* _REQUIREMENT_: Every record should be written out exactly, with the pictures left out.
----- DATA TO PROCESS -----
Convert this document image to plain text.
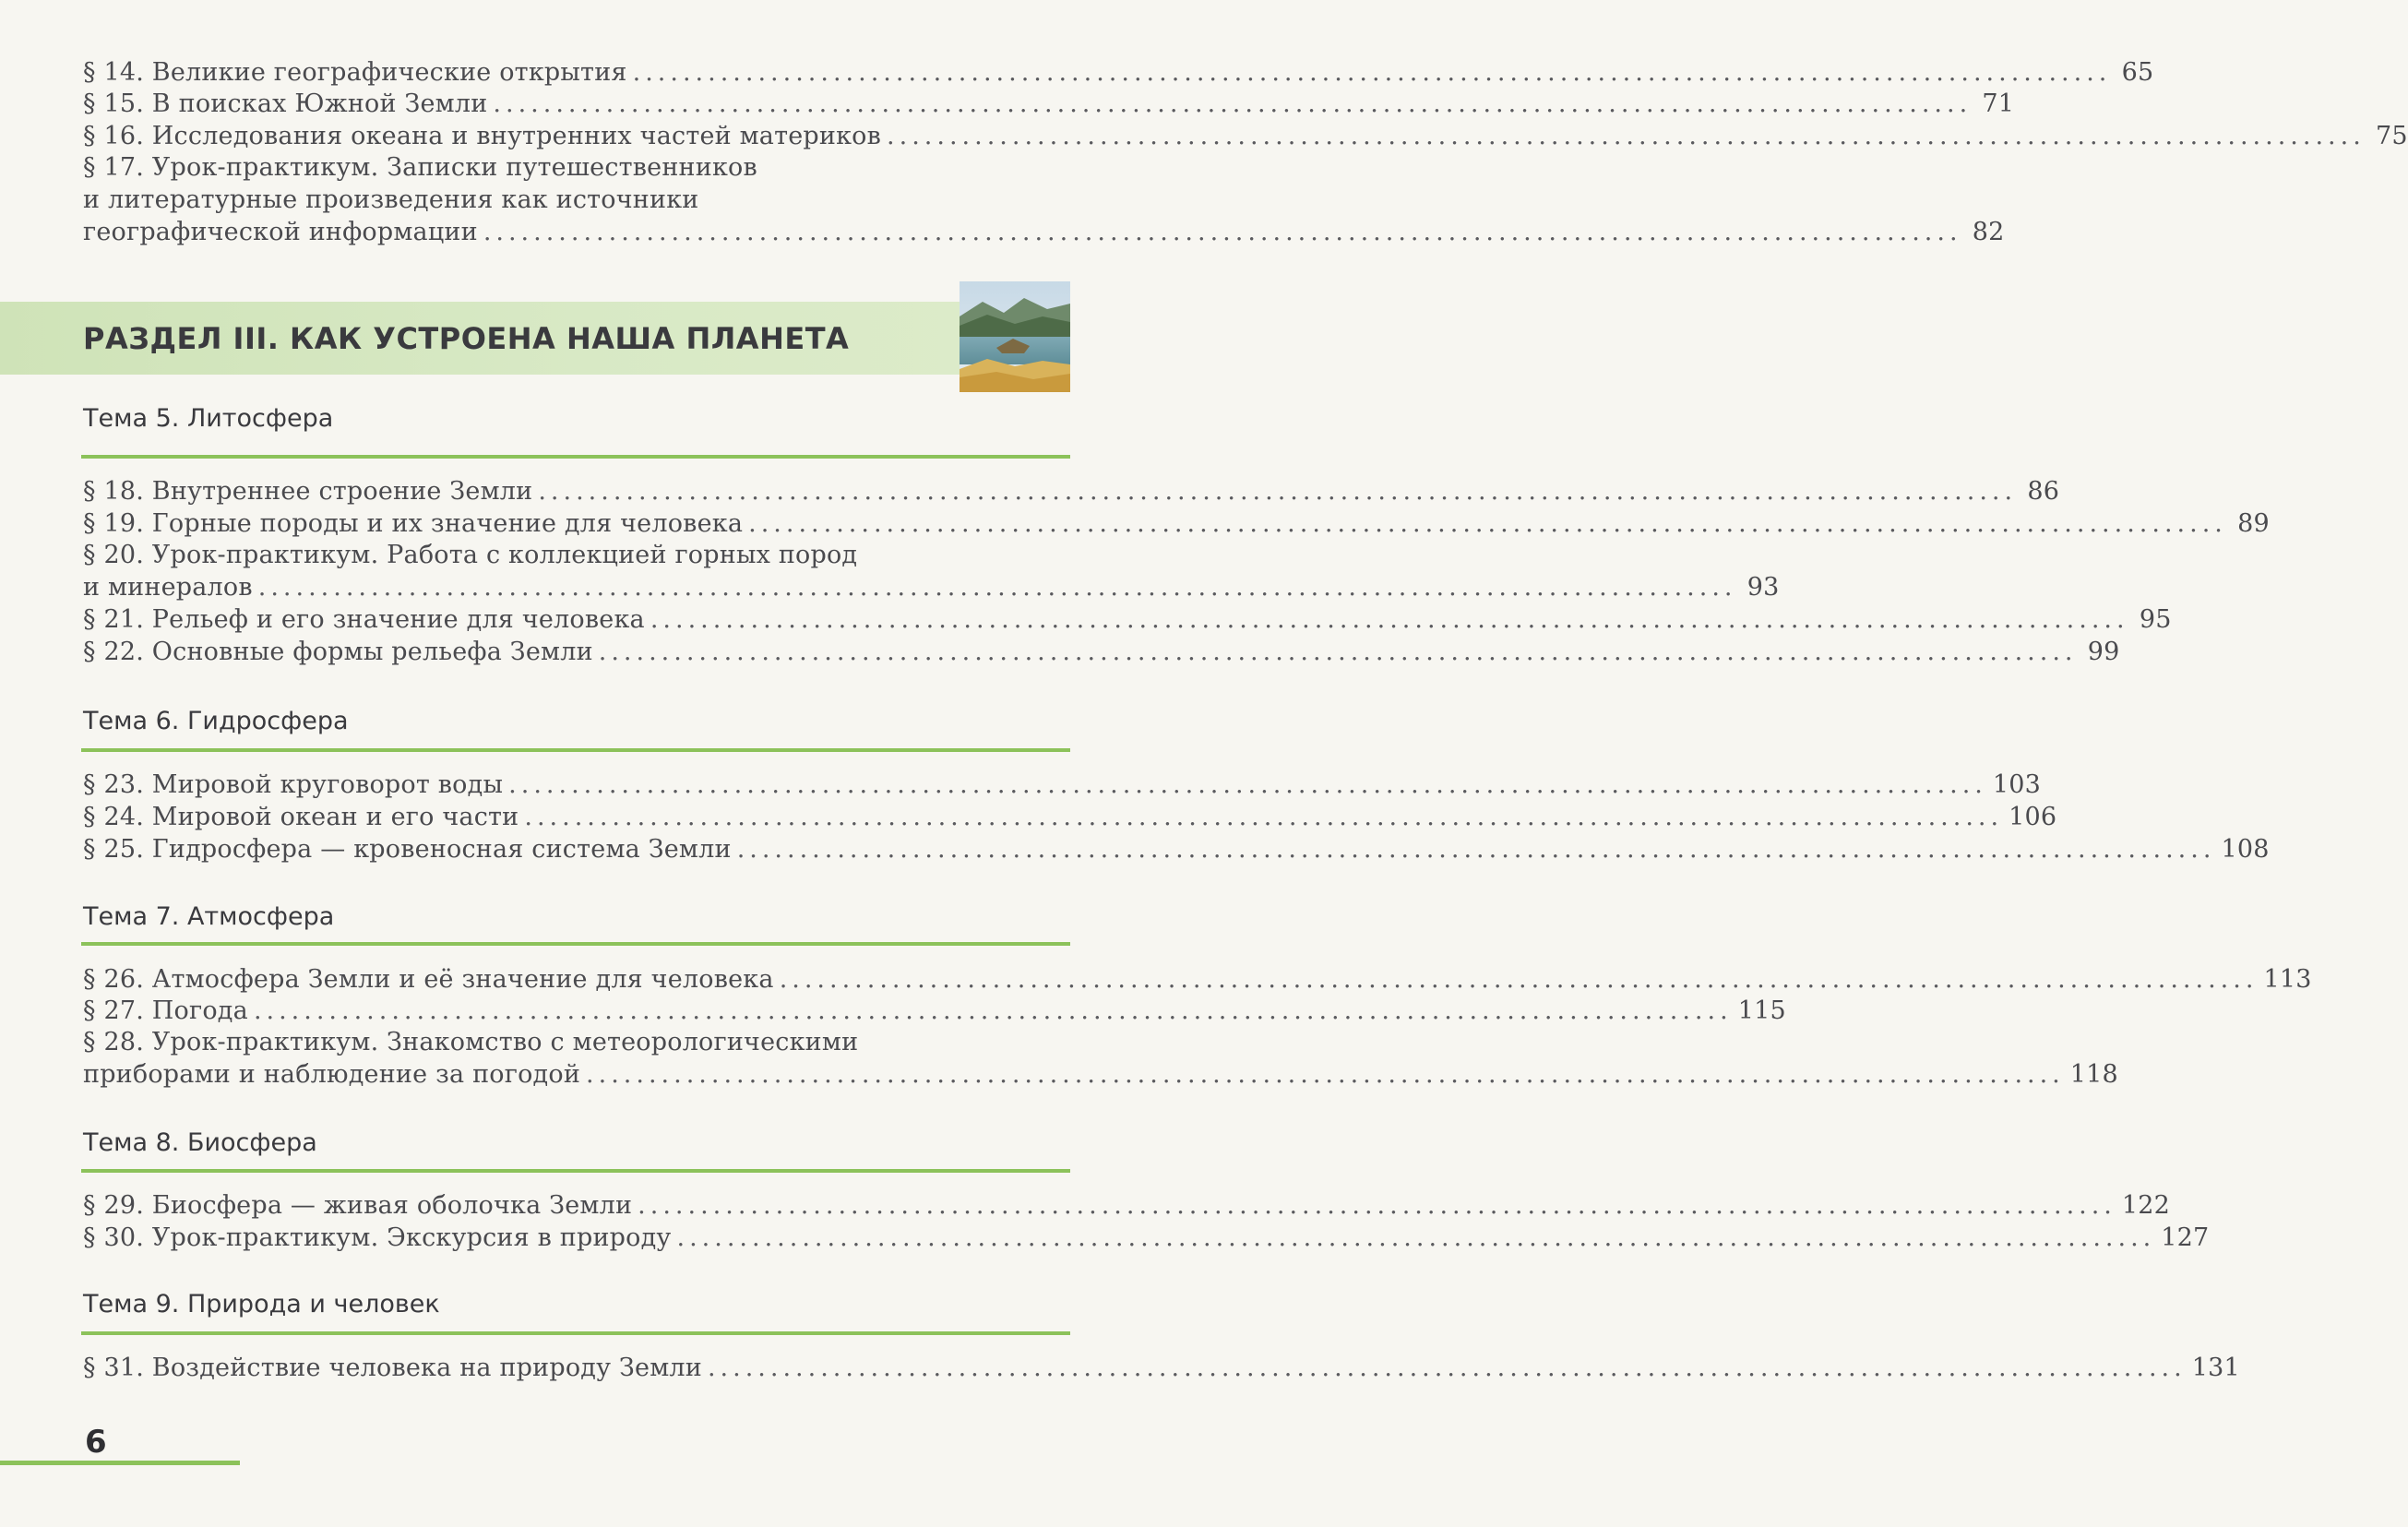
§ 14. Великие географические открытия ...................................................................................................................... 65
§ 15. В поисках Южной Земли ...................................................................................................................... 71
§ 16. Исследования океана и внутренних частей материков ...................................................................................................................... 75
§ 17. Урок-практикум. Записки путешественников
и литературные произведения как источники
географической информации ...................................................................................................................... 82
РАЗДЕЛ III. КАК УСТРОЕНА НАША ПЛАНЕТА
Тема 5. Литосфера
§ 18. Внутреннее строение Земли ...................................................................................................................... 86
§ 19. Горные породы и их значение для человека ...................................................................................................................... 89
§ 20. Урок-практикум. Работа с коллекцией горных пород
и минералов ...................................................................................................................... 93
§ 21. Рельеф и его значение для человека ...................................................................................................................... 95
§ 22. Основные формы рельефа Земли ...................................................................................................................... 99
Тема 6. Гидросфера
§ 23. Мировой круговорот воды ...................................................................................................................... 103
§ 24. Мировой океан и его части ...................................................................................................................... 106
§ 25. Гидросфера — кровеносная система Земли ...................................................................................................................... 108
Тема 7. Атмосфера
§ 26. Атмосфера Земли и её значение для человека ...................................................................................................................... 113
§ 27. Погода ...................................................................................................................... 115
§ 28. Урок-практикум. Знакомство с метеорологическими
приборами и наблюдение за погодой ...................................................................................................................... 118
Тема 8. Биосфера
§ 29. Биосфера — живая оболочка Земли ...................................................................................................................... 122
§ 30. Урок-практикум. Экскурсия в природу ...................................................................................................................... 127
Тема 9. Природа и человек
§ 31. Воздействие человека на природу Земли ...................................................................................................................... 131
6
-----
* _WRITTEN SOLUTION_:
Convert this document image to plain text.
§ 14. Великие географические открытия ...................................................................................................................... 65
§ 15. В поисках Южной Земли ...................................................................................................................... 71
§ 16. Исследования океана и внутренних частей материков ...................................................................................................................... 75
§ 17. Урок-практикум. Записки путешественников
и литературные произведения как источники
географической информации ...................................................................................................................... 82
РАЗДЕЛ III. КАК УСТРОЕНА НАША ПЛАНЕТА
Тема 5. Литосфера
§ 18. Внутреннее строение Земли ...................................................................................................................... 86
§ 19. Горные породы и их значение для человека ...................................................................................................................... 89
§ 20. Урок-практикум. Работа с коллекцией горных пород
и минералов ...................................................................................................................... 93
§ 21. Рельеф и его значение для человека ...................................................................................................................... 95
§ 22. Основные формы рельефа Земли ...................................................................................................................... 99
Тема 6. Гидросфера
§ 23. Мировой круговорот воды ...................................................................................................................... 103
§ 24. Мировой океан и его части ...................................................................................................................... 106
§ 25. Гидросфера — кровеносная система Земли ...................................................................................................................... 108
Тема 7. Атмосфера
§ 26. Атмосфера Земли и её значение для человека ...................................................................................................................... 113
§ 27. Погода ...................................................................................................................... 115
§ 28. Урок-практикум. Знакомство с метеорологическими
приборами и наблюдение за погодой ...................................................................................................................... 118
Тема 8. Биосфера
§ 29. Биосфера — живая оболочка Земли ...................................................................................................................... 122
§ 30. Урок-практикум. Экскурсия в природу ...................................................................................................................... 127
Тема 9. Природа и человек
§ 31. Воздействие человека на природу Земли ...................................................................................................................... 131
6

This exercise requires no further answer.